[start of Records to use]

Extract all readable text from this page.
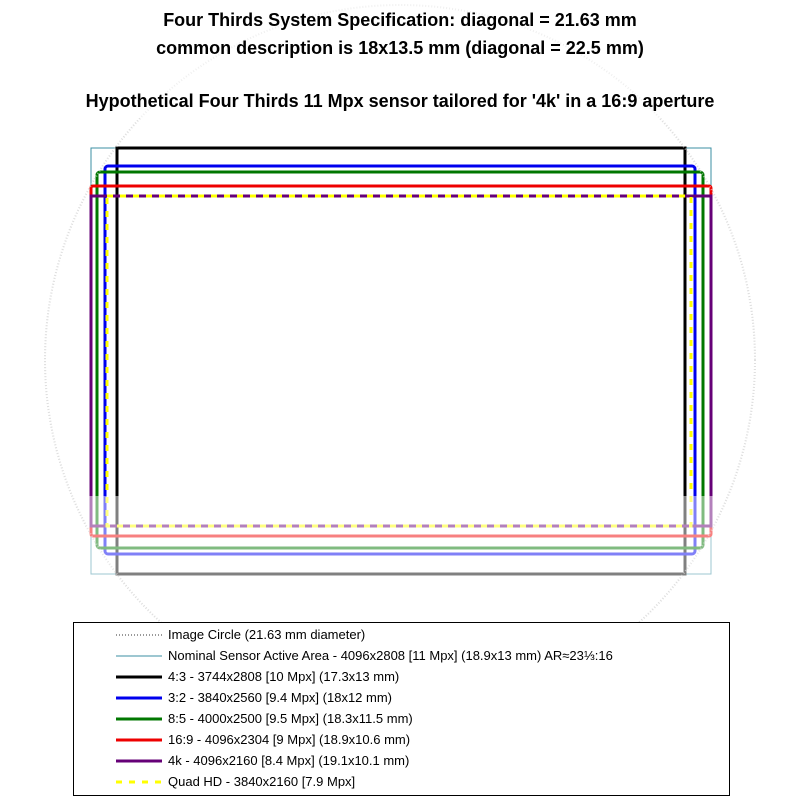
Four Thirds System Specification: diagonal = 21.63 mm
common description is 18x13.5 mm (diagonal = 22.5 mm)
Hypothetical Four Thirds 11 Mpx sensor tailored for '4k' in a 16:9 aperture
Image Circle (21.63 mm diameter)
Nominal Sensor Active Area - 4096x2808 [11 Mpx] (18.9x13 mm) AR≈23⅓:16
4:3 - 3744x2808 [10 Mpx] (17.3x13 mm)
3:2 - 3840x2560 [9.4 Mpx] (18x12 mm)
8:5 - 4000x2500 [9.5 Mpx] (18.3x11.5 mm)
16:9 - 4096x2304 [9 Mpx] (18.9x10.6 mm)
4k - 4096x2160 [8.4 Mpx] (19.1x10.1 mm)
Quad HD - 3840x2160 [7.9 Mpx]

[end of Records to use]

__Task objective__
Without the pictures, repeat the listing above exactly.

__Response__
Extract all readable text from this page.
Four Thirds System Specification: diagonal = 21.63 mm
common description is 18x13.5 mm (diagonal = 22.5 mm)
Hypothetical Four Thirds 11 Mpx sensor tailored for '4k' in a 16:9 aperture
Image Circle (21.63 mm diameter)
Nominal Sensor Active Area - 4096x2808 [11 Mpx] (18.9x13 mm) AR≈23⅓:16
4:3 - 3744x2808 [10 Mpx] (17.3x13 mm)
3:2 - 3840x2560 [9.4 Mpx] (18x12 mm)
8:5 - 4000x2500 [9.5 Mpx] (18.3x11.5 mm)
16:9 - 4096x2304 [9 Mpx] (18.9x10.6 mm)
4k - 4096x2160 [8.4 Mpx] (19.1x10.1 mm)
Quad HD - 3840x2160 [7.9 Mpx]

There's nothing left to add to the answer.